— Work to be completed —
Exactly as they appear, output all of the entries.

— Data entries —
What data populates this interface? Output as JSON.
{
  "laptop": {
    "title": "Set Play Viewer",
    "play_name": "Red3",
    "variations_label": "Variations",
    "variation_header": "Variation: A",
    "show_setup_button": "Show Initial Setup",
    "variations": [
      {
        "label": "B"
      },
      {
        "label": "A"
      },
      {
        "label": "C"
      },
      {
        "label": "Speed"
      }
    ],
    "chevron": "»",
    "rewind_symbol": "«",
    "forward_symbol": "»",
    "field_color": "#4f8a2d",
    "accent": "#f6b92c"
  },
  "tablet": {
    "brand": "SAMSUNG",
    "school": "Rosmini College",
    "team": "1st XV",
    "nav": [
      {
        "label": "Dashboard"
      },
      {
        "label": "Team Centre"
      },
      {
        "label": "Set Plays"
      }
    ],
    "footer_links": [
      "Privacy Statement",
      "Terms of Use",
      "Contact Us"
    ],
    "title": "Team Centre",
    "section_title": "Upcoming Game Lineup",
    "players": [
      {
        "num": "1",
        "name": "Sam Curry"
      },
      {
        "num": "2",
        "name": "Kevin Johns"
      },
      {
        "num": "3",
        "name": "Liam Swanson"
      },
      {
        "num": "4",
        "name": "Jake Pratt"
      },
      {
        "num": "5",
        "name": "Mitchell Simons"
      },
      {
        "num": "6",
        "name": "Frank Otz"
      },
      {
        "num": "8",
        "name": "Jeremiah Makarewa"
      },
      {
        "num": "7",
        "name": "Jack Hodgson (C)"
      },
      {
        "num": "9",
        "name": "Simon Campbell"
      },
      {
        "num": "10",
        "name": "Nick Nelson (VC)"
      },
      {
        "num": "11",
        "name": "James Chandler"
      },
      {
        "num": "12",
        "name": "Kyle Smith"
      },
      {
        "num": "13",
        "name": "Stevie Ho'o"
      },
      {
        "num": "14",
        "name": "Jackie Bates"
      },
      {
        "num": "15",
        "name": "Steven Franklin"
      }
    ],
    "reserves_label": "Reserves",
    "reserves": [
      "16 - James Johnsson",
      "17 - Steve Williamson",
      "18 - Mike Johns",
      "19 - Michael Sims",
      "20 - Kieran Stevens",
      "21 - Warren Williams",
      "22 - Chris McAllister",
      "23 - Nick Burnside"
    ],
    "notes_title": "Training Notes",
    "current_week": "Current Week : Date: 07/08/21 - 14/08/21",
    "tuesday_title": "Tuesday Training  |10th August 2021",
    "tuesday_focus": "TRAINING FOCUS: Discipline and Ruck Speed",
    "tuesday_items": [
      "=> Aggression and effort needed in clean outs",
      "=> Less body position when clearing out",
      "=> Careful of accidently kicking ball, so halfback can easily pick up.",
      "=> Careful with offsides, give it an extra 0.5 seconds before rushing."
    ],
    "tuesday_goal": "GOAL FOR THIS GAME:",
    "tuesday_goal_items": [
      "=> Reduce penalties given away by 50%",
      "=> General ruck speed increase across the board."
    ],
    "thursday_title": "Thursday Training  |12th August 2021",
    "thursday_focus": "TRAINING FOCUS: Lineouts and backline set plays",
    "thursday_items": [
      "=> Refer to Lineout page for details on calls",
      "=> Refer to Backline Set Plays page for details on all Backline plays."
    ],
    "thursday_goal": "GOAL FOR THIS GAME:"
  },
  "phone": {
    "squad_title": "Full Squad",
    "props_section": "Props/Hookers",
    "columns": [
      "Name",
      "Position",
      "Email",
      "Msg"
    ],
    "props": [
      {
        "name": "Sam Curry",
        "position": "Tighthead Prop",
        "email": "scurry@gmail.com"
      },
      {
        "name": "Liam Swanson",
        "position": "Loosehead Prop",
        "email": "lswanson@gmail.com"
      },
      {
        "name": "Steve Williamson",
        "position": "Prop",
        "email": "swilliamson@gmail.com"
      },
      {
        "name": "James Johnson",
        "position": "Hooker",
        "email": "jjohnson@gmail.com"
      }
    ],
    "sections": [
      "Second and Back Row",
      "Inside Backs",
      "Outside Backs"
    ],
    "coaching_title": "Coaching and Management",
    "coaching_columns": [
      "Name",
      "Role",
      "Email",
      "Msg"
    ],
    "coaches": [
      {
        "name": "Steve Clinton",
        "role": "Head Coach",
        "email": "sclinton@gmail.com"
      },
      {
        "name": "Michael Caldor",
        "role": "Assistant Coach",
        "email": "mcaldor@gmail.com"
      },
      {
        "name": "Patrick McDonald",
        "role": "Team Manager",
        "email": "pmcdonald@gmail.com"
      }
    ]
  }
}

— Response —
What data populates this interface? Output as JSON.
{
  "laptop": {
    "title": "Set Play Viewer",
    "play_name": "Red3",
    "variations_label": "Variations",
    "variation_header": "Variation: A",
    "show_setup_button": "Show Initial Setup",
    "variations": [
      {
        "label": "B"
      },
      {
        "label": "A"
      },
      {
        "label": "C"
      },
      {
        "label": "Speed"
      }
    ],
    "chevron": "»",
    "rewind_symbol": "«",
    "forward_symbol": "»",
    "field_color": "#4f8a2d",
    "accent": "#f6b92c"
  },
  "tablet": {
    "brand": "SAMSUNG",
    "school": "Rosmini College",
    "team": "1st XV",
    "nav": [
      {
        "label": "Dashboard"
      },
      {
        "label": "Team Centre"
      },
      {
        "label": "Set Plays"
      }
    ],
    "footer_links": [
      "Privacy Statement",
      "Terms of Use",
      "Contact Us"
    ],
    "title": "Team Centre",
    "section_title": "Upcoming Game Lineup",
    "players": [
      {
        "num": "1",
        "name": "Sam Curry"
      },
      {
        "num": "2",
        "name": "Kevin Johns"
      },
      {
        "num": "3",
        "name": "Liam Swanson"
      },
      {
        "num": "4",
        "name": "Jake Pratt"
      },
      {
        "num": "5",
        "name": "Mitchell Simons"
      },
      {
        "num": "6",
        "name": "Frank Otz"
      },
      {
        "num": "8",
        "name": "Jeremiah Makarewa"
      },
      {
        "num": "7",
        "name": "Jack Hodgson (C)"
      },
      {
        "num": "9",
        "name": "Simon Campbell"
      },
      {
        "num": "10",
        "name": "Nick Nelson (VC)"
      },
      {
        "num": "11",
        "name": "James Chandler"
      },
      {
        "num": "12",
        "name": "Kyle Smith"
      },
      {
        "num": "13",
        "name": "Stevie Ho'o"
      },
      {
        "num": "14",
        "name": "Jackie Bates"
      },
      {
        "num": "15",
        "name": "Steven Franklin"
      }
    ],
    "reserves_label": "Reserves",
    "reserves": [
      "16 - James Johnsson",
      "17 - Steve Williamson",
      "18 - Mike Johns",
      "19 - Michael Sims",
      "20 - Kieran Stevens",
      "21 - Warren Williams",
      "22 - Chris McAllister",
      "23 - Nick Burnside"
    ],
    "notes_title": "Training Notes",
    "current_week": "Current Week : Date: 07/08/21 - 14/08/21",
    "tuesday_title": "Tuesday Training  |10th August 2021",
    "tuesday_focus": "TRAINING FOCUS: Discipline and Ruck Speed",
    "tuesday_items": [
      "=> Aggression and effort needed in clean outs",
      "=> Less body position when clearing out",
      "=> Careful of accidently kicking ball, so halfback can easily pick up.",
      "=> Careful with offsides, give it an extra 0.5 seconds before rushing."
    ],
    "tuesday_goal": "GOAL FOR THIS GAME:",
    "tuesday_goal_items": [
      "=> Reduce penalties given away by 50%",
      "=> General ruck speed increase across the board."
    ],
    "thursday_title": "Thursday Training  |12th August 2021",
    "thursday_focus": "TRAINING FOCUS: Lineouts and backline set plays",
    "thursday_items": [
      "=> Refer to Lineout page for details on calls",
      "=> Refer to Backline Set Plays page for details on all Backline plays."
    ],
    "thursday_goal": "GOAL FOR THIS GAME:"
  },
  "phone": {
    "squad_title": "Full Squad",
    "props_section": "Props/Hookers",
    "columns": [
      "Name",
      "Position",
      "Email",
      "Msg"
    ],
    "props": [
      {
        "name": "Sam Curry",
        "position": "Tighthead Prop",
        "email": "scurry@gmail.com"
      },
      {
        "name": "Liam Swanson",
        "position": "Loosehead Prop",
        "email": "lswanson@gmail.com"
      },
      {
        "name": "Steve Williamson",
        "position": "Prop",
        "email": "swilliamson@gmail.com"
      },
      {
        "name": "James Johnson",
        "position": "Hooker",
        "email": "jjohnson@gmail.com"
      }
    ],
    "sections": [
      "Second and Back Row",
      "Inside Backs",
      "Outside Backs"
    ],
    "coaching_title": "Coaching and Management",
    "coaching_columns": [
      "Name",
      "Role",
      "Email",
      "Msg"
    ],
    "coaches": [
      {
        "name": "Steve Clinton",
        "role": "Head Coach",
        "email": "sclinton@gmail.com"
      },
      {
        "name": "Michael Caldor",
        "role": "Assistant Coach",
        "email": "mcaldor@gmail.com"
      },
      {
        "name": "Patrick McDonald",
        "role": "Team Manager",
        "email": "pmcdonald@gmail.com"
      }
    ]
  }
}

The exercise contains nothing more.